### Exercise prompt
Repeat all of the records verbatim.

[Items from a dataset]

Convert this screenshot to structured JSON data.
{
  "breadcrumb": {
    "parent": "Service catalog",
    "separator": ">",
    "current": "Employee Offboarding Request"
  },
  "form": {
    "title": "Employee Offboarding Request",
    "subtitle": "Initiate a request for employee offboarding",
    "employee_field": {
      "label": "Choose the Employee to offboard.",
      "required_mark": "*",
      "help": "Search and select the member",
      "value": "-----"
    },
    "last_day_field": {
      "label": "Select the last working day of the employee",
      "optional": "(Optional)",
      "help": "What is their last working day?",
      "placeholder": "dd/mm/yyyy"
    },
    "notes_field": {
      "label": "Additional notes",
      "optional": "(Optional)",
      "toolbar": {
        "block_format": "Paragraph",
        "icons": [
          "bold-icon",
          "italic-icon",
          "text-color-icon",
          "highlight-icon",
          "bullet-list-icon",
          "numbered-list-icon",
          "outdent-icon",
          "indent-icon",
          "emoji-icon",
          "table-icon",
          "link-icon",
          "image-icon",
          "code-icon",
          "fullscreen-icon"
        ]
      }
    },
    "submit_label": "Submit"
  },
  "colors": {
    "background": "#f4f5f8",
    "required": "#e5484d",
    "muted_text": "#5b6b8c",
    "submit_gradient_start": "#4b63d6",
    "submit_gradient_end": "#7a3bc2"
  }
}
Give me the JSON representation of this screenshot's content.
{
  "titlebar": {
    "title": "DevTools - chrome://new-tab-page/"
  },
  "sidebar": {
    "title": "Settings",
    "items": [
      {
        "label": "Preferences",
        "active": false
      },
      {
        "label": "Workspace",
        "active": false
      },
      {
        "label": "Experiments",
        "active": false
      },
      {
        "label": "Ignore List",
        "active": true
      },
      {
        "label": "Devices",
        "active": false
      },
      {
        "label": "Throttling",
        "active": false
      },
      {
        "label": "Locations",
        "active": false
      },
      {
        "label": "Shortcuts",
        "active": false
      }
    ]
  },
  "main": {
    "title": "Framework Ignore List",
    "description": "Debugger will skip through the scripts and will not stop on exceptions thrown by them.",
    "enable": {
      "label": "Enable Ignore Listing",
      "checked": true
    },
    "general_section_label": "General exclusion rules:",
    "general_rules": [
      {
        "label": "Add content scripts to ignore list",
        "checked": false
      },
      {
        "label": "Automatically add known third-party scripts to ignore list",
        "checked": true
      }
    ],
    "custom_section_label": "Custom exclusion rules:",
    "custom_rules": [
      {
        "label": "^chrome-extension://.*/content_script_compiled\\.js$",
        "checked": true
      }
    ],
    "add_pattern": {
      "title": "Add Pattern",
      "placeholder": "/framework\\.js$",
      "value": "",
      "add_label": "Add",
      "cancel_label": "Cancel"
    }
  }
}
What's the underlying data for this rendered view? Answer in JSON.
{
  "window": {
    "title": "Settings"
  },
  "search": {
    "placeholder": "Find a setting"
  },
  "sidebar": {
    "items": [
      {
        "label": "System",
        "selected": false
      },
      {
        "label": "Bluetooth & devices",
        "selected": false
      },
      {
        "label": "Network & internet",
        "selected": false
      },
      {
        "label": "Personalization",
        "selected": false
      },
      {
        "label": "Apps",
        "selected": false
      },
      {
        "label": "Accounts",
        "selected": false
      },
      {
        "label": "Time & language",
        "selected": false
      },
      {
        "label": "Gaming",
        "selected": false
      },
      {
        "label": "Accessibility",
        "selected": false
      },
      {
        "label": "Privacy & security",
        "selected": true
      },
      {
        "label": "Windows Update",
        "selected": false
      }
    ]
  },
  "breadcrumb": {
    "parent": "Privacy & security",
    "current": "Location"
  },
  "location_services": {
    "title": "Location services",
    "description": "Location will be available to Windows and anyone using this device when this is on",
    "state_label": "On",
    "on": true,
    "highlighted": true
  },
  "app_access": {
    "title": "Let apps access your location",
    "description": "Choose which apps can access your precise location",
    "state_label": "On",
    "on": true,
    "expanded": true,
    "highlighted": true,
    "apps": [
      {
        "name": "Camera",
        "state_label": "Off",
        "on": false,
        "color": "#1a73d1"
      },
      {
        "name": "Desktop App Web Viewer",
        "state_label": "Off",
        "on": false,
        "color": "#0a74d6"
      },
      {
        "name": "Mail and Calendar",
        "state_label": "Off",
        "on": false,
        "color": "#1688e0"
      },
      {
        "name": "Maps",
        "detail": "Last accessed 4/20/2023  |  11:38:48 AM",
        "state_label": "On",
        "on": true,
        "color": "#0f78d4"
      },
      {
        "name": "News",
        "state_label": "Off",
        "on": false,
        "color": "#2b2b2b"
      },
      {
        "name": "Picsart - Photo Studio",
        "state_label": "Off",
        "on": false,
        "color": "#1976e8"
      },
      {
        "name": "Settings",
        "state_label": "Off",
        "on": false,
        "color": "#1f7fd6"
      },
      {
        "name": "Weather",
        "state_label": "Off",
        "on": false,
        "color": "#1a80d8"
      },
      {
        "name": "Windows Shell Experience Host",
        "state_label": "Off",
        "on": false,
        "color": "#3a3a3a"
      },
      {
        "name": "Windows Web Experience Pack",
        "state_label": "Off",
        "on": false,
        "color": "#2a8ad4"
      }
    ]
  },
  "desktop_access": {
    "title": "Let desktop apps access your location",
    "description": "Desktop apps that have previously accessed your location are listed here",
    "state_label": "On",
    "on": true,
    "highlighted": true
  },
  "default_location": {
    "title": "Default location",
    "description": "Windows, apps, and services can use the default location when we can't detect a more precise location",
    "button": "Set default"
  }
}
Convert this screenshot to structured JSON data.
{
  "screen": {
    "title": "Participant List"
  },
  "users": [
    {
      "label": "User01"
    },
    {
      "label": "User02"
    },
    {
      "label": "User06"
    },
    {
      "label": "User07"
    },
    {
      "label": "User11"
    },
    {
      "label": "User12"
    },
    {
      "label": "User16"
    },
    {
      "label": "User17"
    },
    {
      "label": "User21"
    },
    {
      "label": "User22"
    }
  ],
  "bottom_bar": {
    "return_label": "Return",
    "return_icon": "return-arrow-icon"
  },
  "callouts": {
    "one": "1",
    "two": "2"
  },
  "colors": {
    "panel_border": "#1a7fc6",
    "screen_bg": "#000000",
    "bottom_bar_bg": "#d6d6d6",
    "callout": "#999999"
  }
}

### Exercise result
Convert this screenshot to structured JSON data.
{
  "breadcrumb": {
    "parent": "Service catalog",
    "separator": ">",
    "current": "Employee Offboarding Request"
  },
  "form": {
    "title": "Employee Offboarding Request",
    "subtitle": "Initiate a request for employee offboarding",
    "employee_field": {
      "label": "Choose the Employee to offboard.",
      "required_mark": "*",
      "help": "Search and select the member",
      "value": "-----"
    },
    "last_day_field": {
      "label": "Select the last working day of the employee",
      "optional": "(Optional)",
      "help": "What is their last working day?",
      "placeholder": "dd/mm/yyyy"
    },
    "notes_field": {
      "label": "Additional notes",
      "optional": "(Optional)",
      "toolbar": {
        "block_format": "Paragraph",
        "icons": [
          "bold-icon",
          "italic-icon",
          "text-color-icon",
          "highlight-icon",
          "bullet-list-icon",
          "numbered-list-icon",
          "outdent-icon",
          "indent-icon",
          "emoji-icon",
          "table-icon",
          "link-icon",
          "image-icon",
          "code-icon",
          "fullscreen-icon"
        ]
      }
    },
    "submit_label": "Submit"
  },
  "colors": {
    "background": "#f4f5f8",
    "required": "#e5484d",
    "muted_text": "#5b6b8c",
    "submit_gradient_start": "#4b63d6",
    "submit_gradient_end": "#7a3bc2"
  }
}
Give me the JSON representation of this screenshot's content.
{
  "titlebar": {
    "title": "DevTools - chrome://new-tab-page/"
  },
  "sidebar": {
    "title": "Settings",
    "items": [
      {
        "label": "Preferences",
        "active": false
      },
      {
        "label": "Workspace",
        "active": false
      },
      {
        "label": "Experiments",
        "active": false
      },
      {
        "label": "Ignore List",
        "active": true
      },
      {
        "label": "Devices",
        "active": false
      },
      {
        "label": "Throttling",
        "active": false
      },
      {
        "label": "Locations",
        "active": false
      },
      {
        "label": "Shortcuts",
        "active": false
      }
    ]
  },
  "main": {
    "title": "Framework Ignore List",
    "description": "Debugger will skip through the scripts and will not stop on exceptions thrown by them.",
    "enable": {
      "label": "Enable Ignore Listing",
      "checked": true
    },
    "general_section_label": "General exclusion rules:",
    "general_rules": [
      {
        "label": "Add content scripts to ignore list",
        "checked": false
      },
      {
        "label": "Automatically add known third-party scripts to ignore list",
        "checked": true
      }
    ],
    "custom_section_label": "Custom exclusion rules:",
    "custom_rules": [
      {
        "label": "^chrome-extension://.*/content_script_compiled\\.js$",
        "checked": true
      }
    ],
    "add_pattern": {
      "title": "Add Pattern",
      "placeholder": "/framework\\.js$",
      "value": "",
      "add_label": "Add",
      "cancel_label": "Cancel"
    }
  }
}
What's the underlying data for this rendered view? Answer in JSON.
{
  "window": {
    "title": "Settings"
  },
  "search": {
    "placeholder": "Find a setting"
  },
  "sidebar": {
    "items": [
      {
        "label": "System",
        "selected": false
      },
      {
        "label": "Bluetooth & devices",
        "selected": false
      },
      {
        "label": "Network & internet",
        "selected": false
      },
      {
        "label": "Personalization",
        "selected": false
      },
      {
        "label": "Apps",
        "selected": false
      },
      {
        "label": "Accounts",
        "selected": false
      },
      {
        "label": "Time & language",
        "selected": false
      },
      {
        "label": "Gaming",
        "selected": false
      },
      {
        "label": "Accessibility",
        "selected": false
      },
      {
        "label": "Privacy & security",
        "selected": true
      },
      {
        "label": "Windows Update",
        "selected": false
      }
    ]
  },
  "breadcrumb": {
    "parent": "Privacy & security",
    "current": "Location"
  },
  "location_services": {
    "title": "Location services",
    "description": "Location will be available to Windows and anyone using this device when this is on",
    "state_label": "On",
    "on": true,
    "highlighted": true
  },
  "app_access": {
    "title": "Let apps access your location",
    "description": "Choose which apps can access your precise location",
    "state_label": "On",
    "on": true,
    "expanded": true,
    "highlighted": true,
    "apps": [
      {
        "name": "Camera",
        "state_label": "Off",
        "on": false,
        "color": "#1a73d1"
      },
      {
        "name": "Desktop App Web Viewer",
        "state_label": "Off",
        "on": false,
        "color": "#0a74d6"
      },
      {
        "name": "Mail and Calendar",
        "state_label": "Off",
        "on": false,
        "color": "#1688e0"
      },
      {
        "name": "Maps",
        "detail": "Last accessed 4/20/2023  |  11:38:48 AM",
        "state_label": "On",
        "on": true,
        "color": "#0f78d4"
      },
      {
        "name": "News",
        "state_label": "Off",
        "on": false,
        "color": "#2b2b2b"
      },
      {
        "name": "Picsart - Photo Studio",
        "state_label": "Off",
        "on": false,
        "color": "#1976e8"
      },
      {
        "name": "Settings",
        "state_label": "Off",
        "on": false,
        "color": "#1f7fd6"
      },
      {
        "name": "Weather",
        "state_label": "Off",
        "on": false,
        "color": "#1a80d8"
      },
      {
        "name": "Windows Shell Experience Host",
        "state_label": "Off",
        "on": false,
        "color": "#3a3a3a"
      },
      {
        "name": "Windows Web Experience Pack",
        "state_label": "Off",
        "on": false,
        "color": "#2a8ad4"
      }
    ]
  },
  "desktop_access": {
    "title": "Let desktop apps access your location",
    "description": "Desktop apps that have previously accessed your location are listed here",
    "state_label": "On",
    "on": true,
    "highlighted": true
  },
  "default_location": {
    "title": "Default location",
    "description": "Windows, apps, and services can use the default location when we can't detect a more precise location",
    "button": "Set default"
  }
}
Convert this screenshot to structured JSON data.
{
  "screen": {
    "title": "Participant List"
  },
  "users": [
    {
      "label": "User01"
    },
    {
      "label": "User02"
    },
    {
      "label": "User06"
    },
    {
      "label": "User07"
    },
    {
      "label": "User11"
    },
    {
      "label": "User12"
    },
    {
      "label": "User16"
    },
    {
      "label": "User17"
    },
    {
      "label": "User21"
    },
    {
      "label": "User22"
    }
  ],
  "bottom_bar": {
    "return_label": "Return",
    "return_icon": "return-arrow-icon"
  },
  "callouts": {
    "one": "1",
    "two": "2"
  },
  "colors": {
    "panel_border": "#1a7fc6",
    "screen_bg": "#000000",
    "bottom_bar_bg": "#d6d6d6",
    "callout": "#999999"
  }
}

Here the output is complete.